BEGIN Given records
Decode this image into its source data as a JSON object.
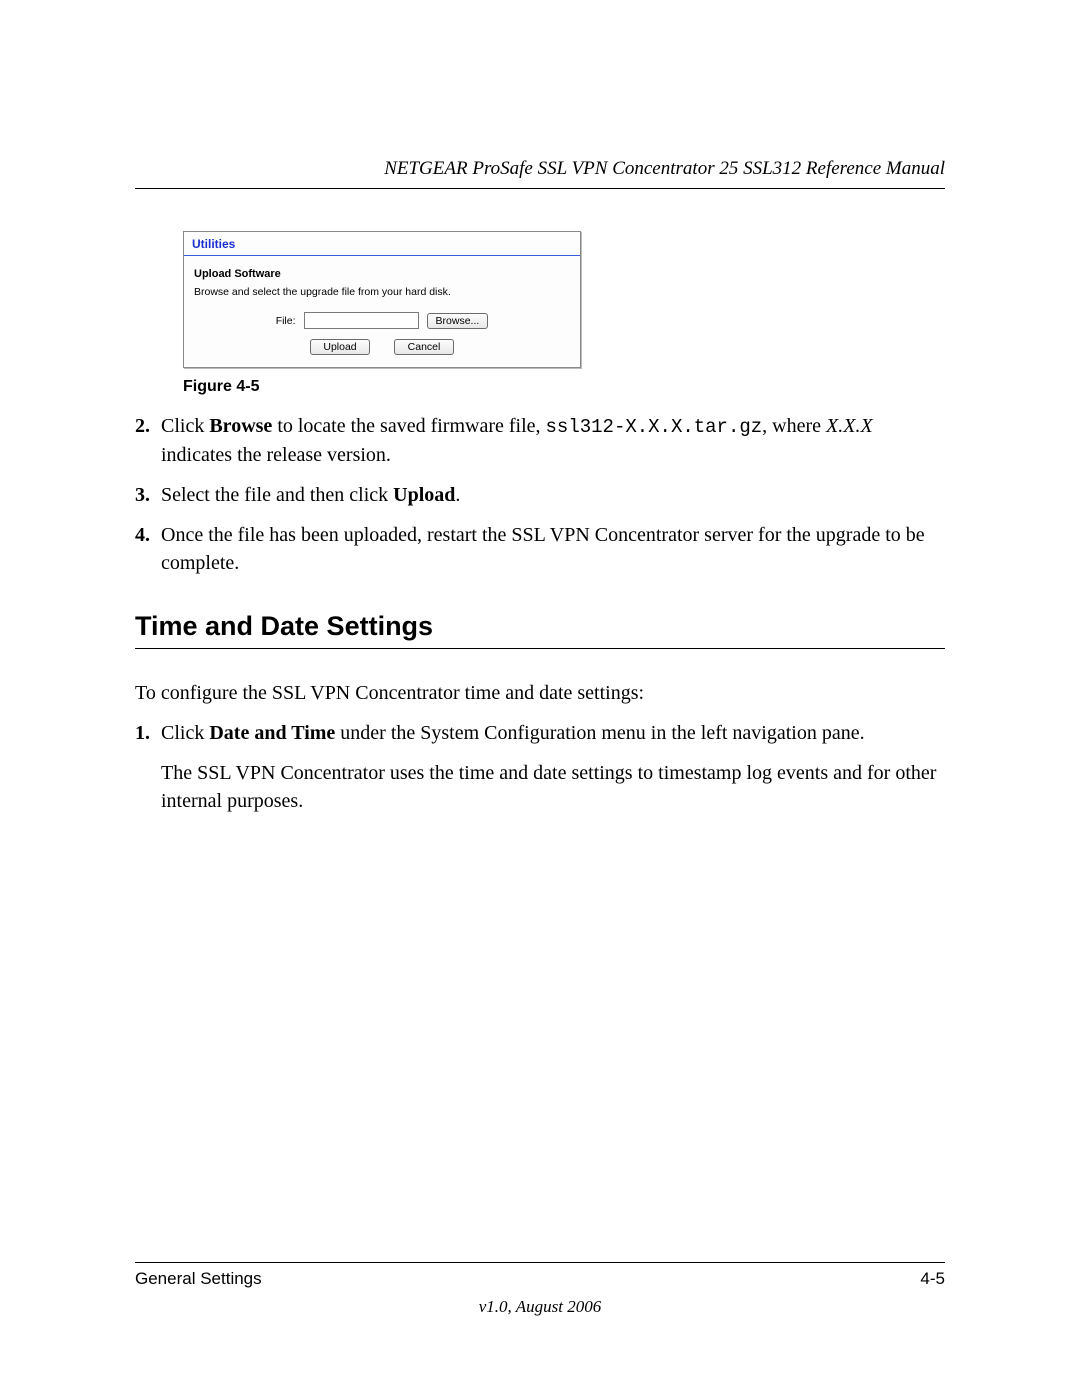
{
  "header": {
    "title": "NETGEAR ProSafe SSL VPN Concentrator 25 SSL312 Reference Manual"
  },
  "utilitiesPanel": {
    "title": "Utilities",
    "subheading": "Upload Software",
    "instruction": "Browse and select the upgrade file from your hard disk.",
    "fileLabel": "File:",
    "fileValue": "",
    "browseButton": "Browse...",
    "uploadButton": "Upload",
    "cancelButton": "Cancel"
  },
  "figureCaption": "Figure 4-5",
  "steps": {
    "s2": {
      "num": "2.",
      "t1": "Click ",
      "bold1": "Browse",
      "t2": " to locate the saved firmware file, ",
      "mono": "ssl312-X.X.X.tar.gz",
      "t3": ", where ",
      "ital": "X.X.X",
      "t4": " indicates the release version."
    },
    "s3": {
      "num": "3.",
      "t1": "Select the file and then click ",
      "bold1": "Upload",
      "t2": "."
    },
    "s4": {
      "num": "4.",
      "t1": "Once the file has been uploaded, restart the SSL VPN Concentrator server for the upgrade to be complete."
    }
  },
  "sectionHeading": "Time and Date Settings",
  "intro": "To configure the SSL VPN Concentrator time and date settings:",
  "steps2": {
    "s1": {
      "num": "1.",
      "t1": "Click ",
      "bold1": "Date and Time",
      "t2": " under the System Configuration menu in the left navigation pane."
    },
    "para": "The SSL VPN Concentrator uses the time and date settings to timestamp log events and for other internal purposes."
  },
  "footer": {
    "left": "General Settings",
    "right": "4-5",
    "version": "v1.0, August 2006"
  }
}
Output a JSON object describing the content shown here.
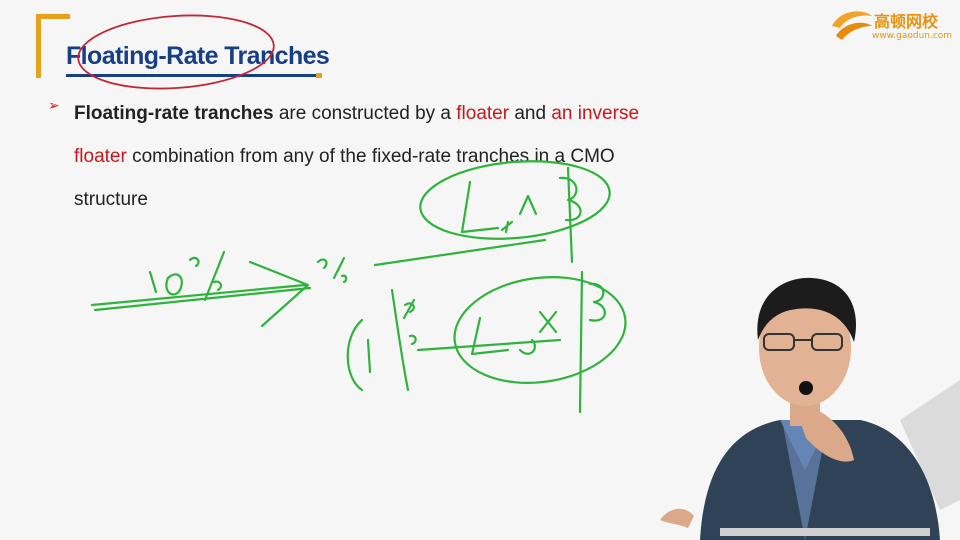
{
  "slide": {
    "title": "Floating-Rate Tranches",
    "bullet_glyph": "➢",
    "body": {
      "term": "Floating-rate tranches",
      "part1": " are constructed by a ",
      "floater": "floater",
      "and": " and ",
      "inverse_line1": "an inverse",
      "inverse_line2": "floater",
      "part2": " combination from any of the fixed-rate tranches in a CMO",
      "part3": "structure"
    }
  },
  "logo": {
    "brand": "高顿网校",
    "url": "www.gaodun.com",
    "icon": "gaodun-swirl-icon"
  },
  "colors": {
    "title": "#173f86",
    "accent_orange": "#e8a11a",
    "red_text": "#c8161d",
    "ink_green": "#2fb33c",
    "ink_red": "#c0283a",
    "background": "#f6f6f6"
  }
}
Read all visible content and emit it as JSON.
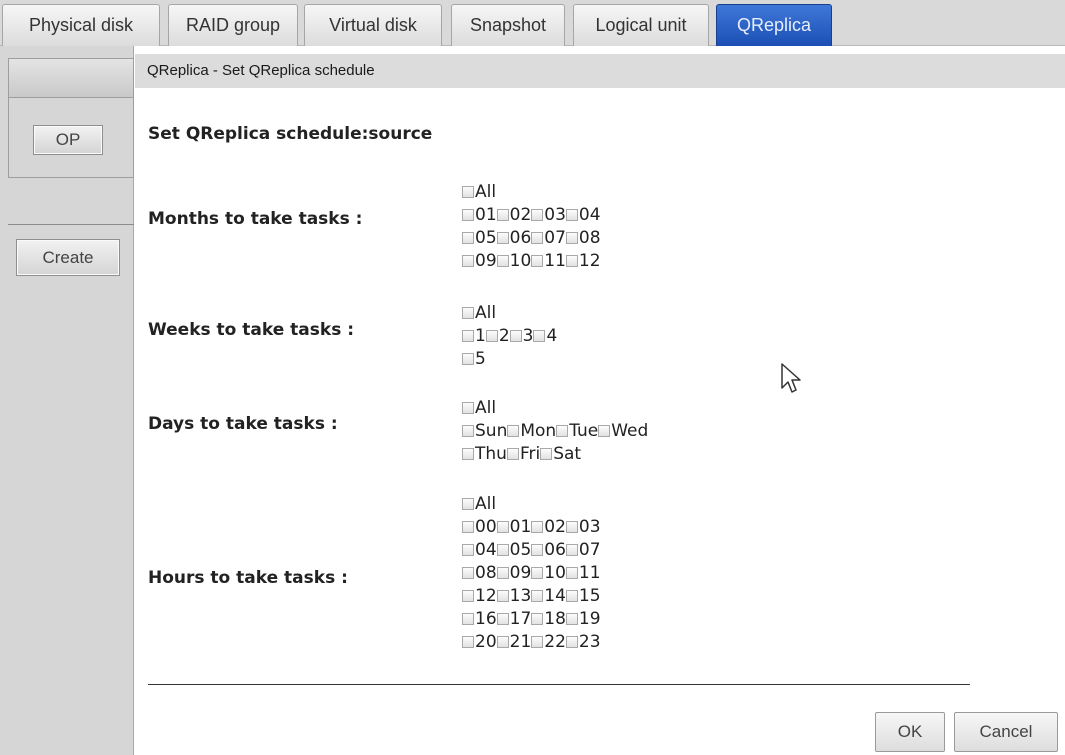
{
  "tabs": [
    {
      "label": "Physical disk",
      "active": false
    },
    {
      "label": "RAID group",
      "active": false
    },
    {
      "label": "Virtual disk",
      "active": false
    },
    {
      "label": "Snapshot",
      "active": false
    },
    {
      "label": "Logical unit",
      "active": false
    },
    {
      "label": "QReplica",
      "active": true
    }
  ],
  "sidebar": {
    "op_label": "OP",
    "create_label": "Create"
  },
  "panel": {
    "header": "QReplica - Set QReplica schedule",
    "heading": "Set QReplica schedule:source"
  },
  "months": {
    "label": "Months to take tasks :",
    "all": "All",
    "rows": [
      [
        "01",
        "02",
        "03",
        "04"
      ],
      [
        "05",
        "06",
        "07",
        "08"
      ],
      [
        "09",
        "10",
        "11",
        "12"
      ]
    ]
  },
  "weeks": {
    "label": "Weeks to take tasks :",
    "all": "All",
    "rows": [
      [
        "1",
        "2",
        "3",
        "4"
      ],
      [
        "5"
      ]
    ]
  },
  "days": {
    "label": "Days to take tasks :",
    "all": "All",
    "rows": [
      [
        "Sun",
        "Mon",
        "Tue",
        "Wed"
      ],
      [
        "Thu",
        "Fri",
        "Sat"
      ]
    ]
  },
  "hours": {
    "label": "Hours to take tasks :",
    "all": "All",
    "rows": [
      [
        "00",
        "01",
        "02",
        "03"
      ],
      [
        "04",
        "05",
        "06",
        "07"
      ],
      [
        "08",
        "09",
        "10",
        "11"
      ],
      [
        "12",
        "13",
        "14",
        "15"
      ],
      [
        "16",
        "17",
        "18",
        "19"
      ],
      [
        "20",
        "21",
        "22",
        "23"
      ]
    ]
  },
  "buttons": {
    "ok": "OK",
    "cancel": "Cancel"
  },
  "colors": {
    "active_tab": "#2a62c9",
    "sidebar": "#d6d6d6",
    "header_bar": "#dcdcdc"
  }
}
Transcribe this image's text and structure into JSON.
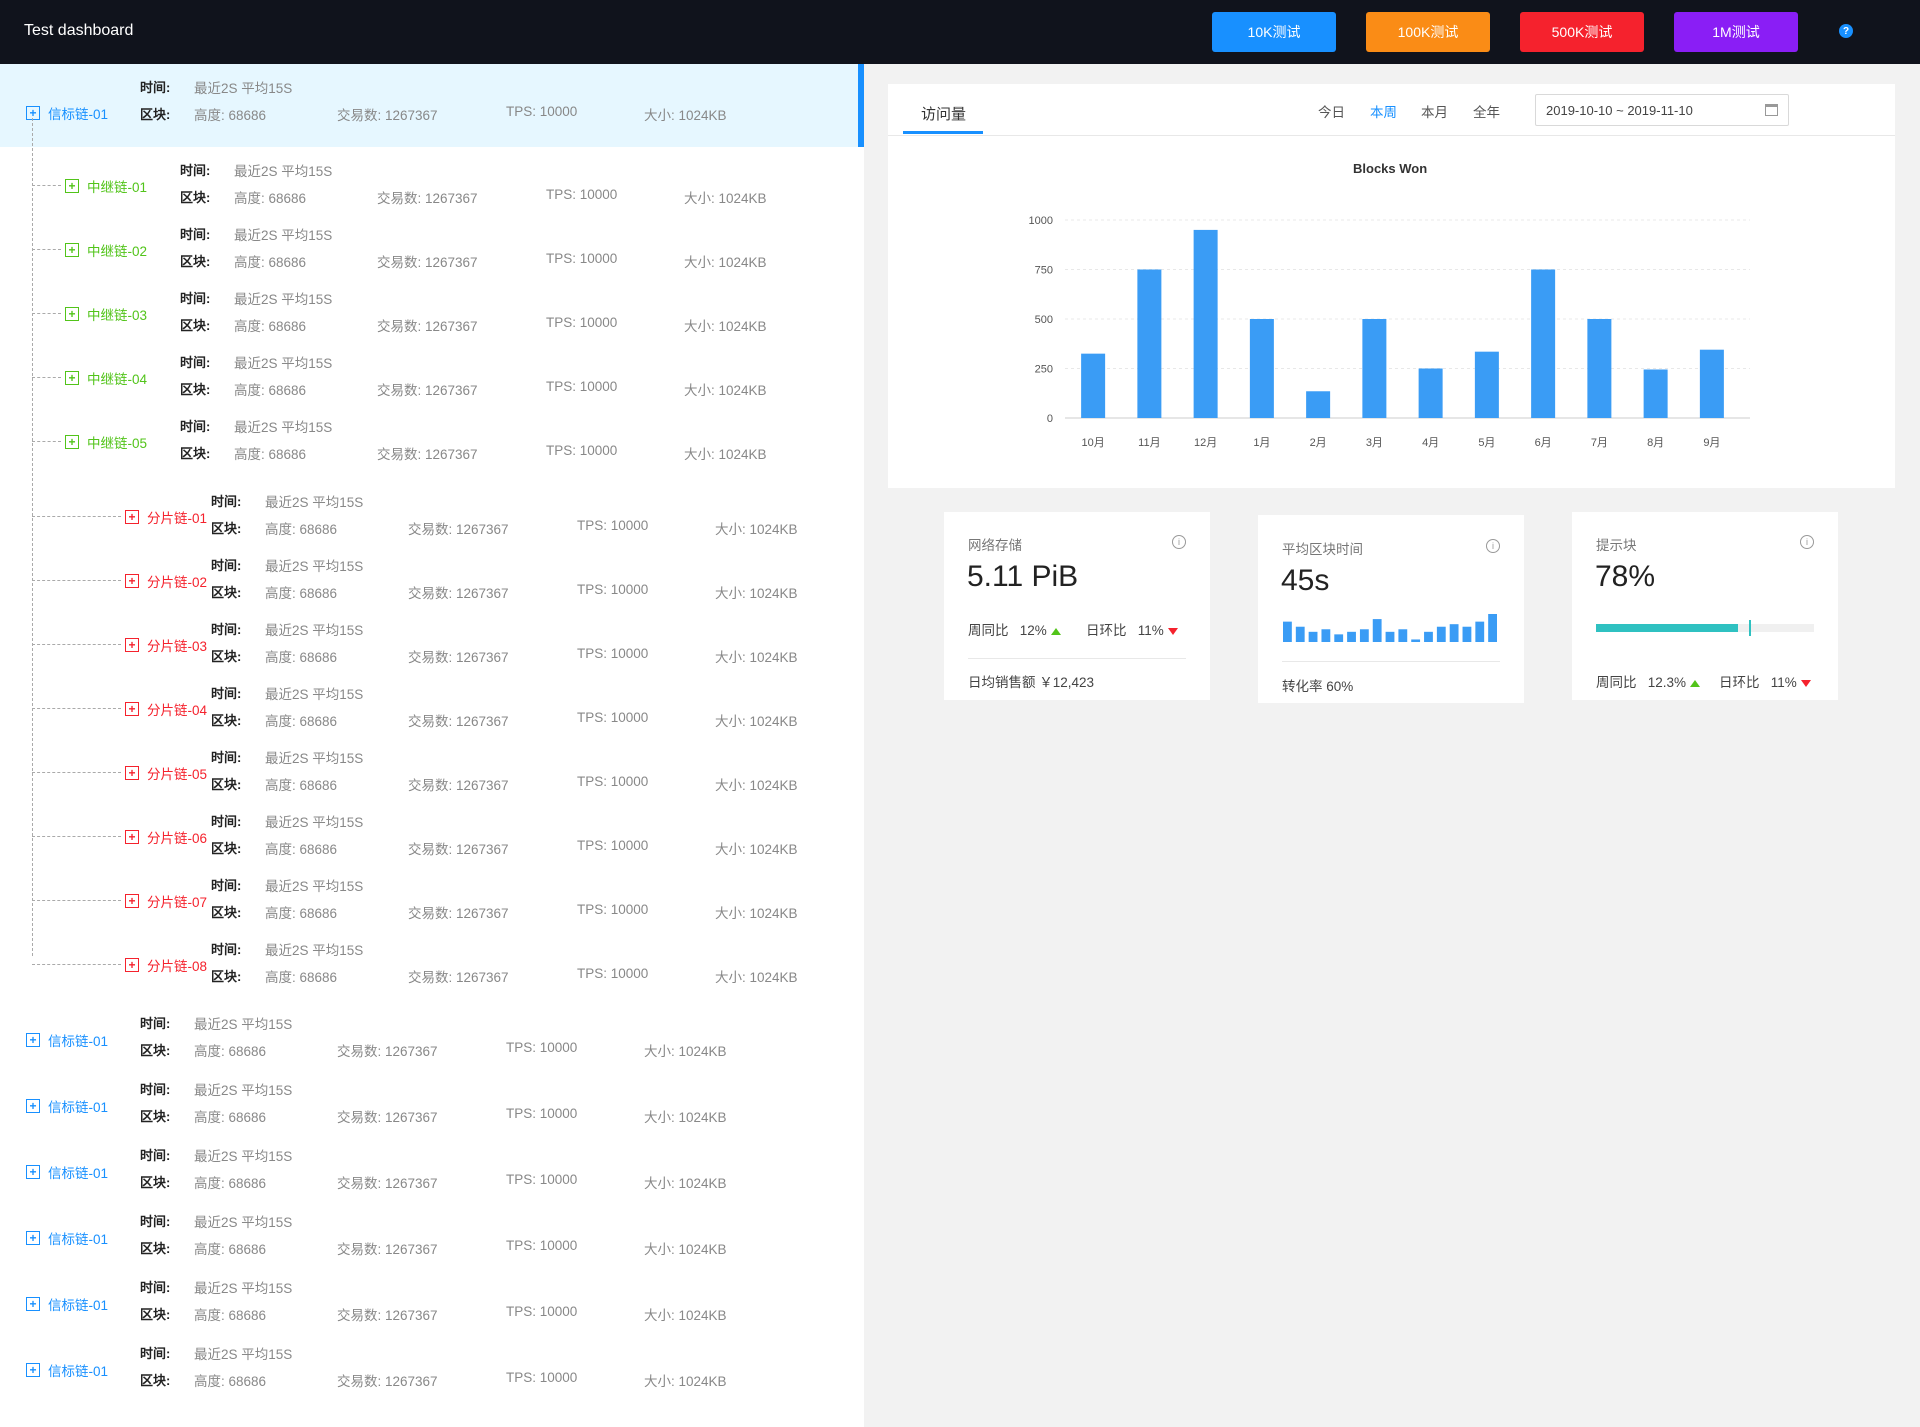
{
  "app": {
    "title": "Test dashboard",
    "buttons": [
      {
        "label": "10K测试",
        "color": "#1890ff"
      },
      {
        "label": "100K测试",
        "color": "#fa8c16"
      },
      {
        "label": "500K测试",
        "color": "#f5222d"
      },
      {
        "label": "1M测试",
        "color": "#8a1ef5"
      }
    ],
    "help_icon": "?"
  },
  "tree": {
    "time_label": "时间:",
    "block_label": "区块:",
    "time_value": "最近2S 平均15S",
    "height": "高度: 68686",
    "tx": "交易数: 1267367",
    "tps": "TPS: 10000",
    "size": "大小: 1024KB",
    "expander_symbol": "+",
    "beacon_color": "#1890ff",
    "relay_color": "#52c41a",
    "shard_color": "#f5222d",
    "beacon_top": {
      "label": "信标链-01"
    },
    "relays": [
      {
        "label": "中继链-01"
      },
      {
        "label": "中继链-02"
      },
      {
        "label": "中继链-03"
      },
      {
        "label": "中继链-04"
      },
      {
        "label": "中继链-05"
      }
    ],
    "shards": [
      {
        "label": "分片链-01"
      },
      {
        "label": "分片链-02"
      },
      {
        "label": "分片链-03"
      },
      {
        "label": "分片链-04"
      },
      {
        "label": "分片链-05"
      },
      {
        "label": "分片链-06"
      },
      {
        "label": "分片链-07"
      },
      {
        "label": "分片链-08"
      }
    ],
    "beacons": [
      {
        "label": "信标链-01"
      },
      {
        "label": "信标链-01"
      },
      {
        "label": "信标链-01"
      },
      {
        "label": "信标链-01"
      },
      {
        "label": "信标链-01"
      },
      {
        "label": "信标链-01"
      }
    ]
  },
  "visits": {
    "tab": "访问量",
    "periods": [
      "今日",
      "本周",
      "本月",
      "全年"
    ],
    "active_period": "本周",
    "date_range": "2019-10-10 ~ 2019-11-10"
  },
  "chart_data": {
    "type": "bar",
    "title": "Blocks Won",
    "categories": [
      "10月",
      "11月",
      "12月",
      "1月",
      "2月",
      "3月",
      "4月",
      "5月",
      "6月",
      "7月",
      "8月",
      "9月"
    ],
    "values": [
      325,
      750,
      950,
      500,
      135,
      500,
      250,
      335,
      750,
      500,
      245,
      345
    ],
    "ylim": [
      0,
      1000
    ],
    "yticks": [
      0,
      250,
      500,
      750,
      1000
    ],
    "bar_color": "#3a9cf5",
    "grid": true
  },
  "metrics": [
    {
      "title": "网络存储",
      "value": "5.11 PiB",
      "wow_label": "周同比",
      "wow_value": "12%",
      "dod_label": "日环比",
      "dod_value": "11%",
      "footer": "日均销售额 ￥12,423"
    },
    {
      "title": "平均区块时间",
      "value": "45s",
      "mini_bars": [
        8,
        6,
        4,
        5,
        3,
        4,
        5,
        9,
        4,
        5,
        1,
        4,
        6,
        7,
        6,
        8,
        11
      ],
      "footer": "转化率  60%"
    },
    {
      "title": "提示块",
      "value": "78%",
      "progress": 0.65,
      "target": 0.7,
      "progress_color": "#2fc1c1",
      "wow_label": "周同比",
      "wow_value": "12.3%",
      "dod_label": "日环比",
      "dod_value": "11%"
    }
  ]
}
END Given records
What is being asked:
Go through the data above and find the lines with the word "left". Copy each of those lines.

Solved exercise:
      "t2": " under the System Configuration menu in the left navigation pane."
    "left": "General Settings",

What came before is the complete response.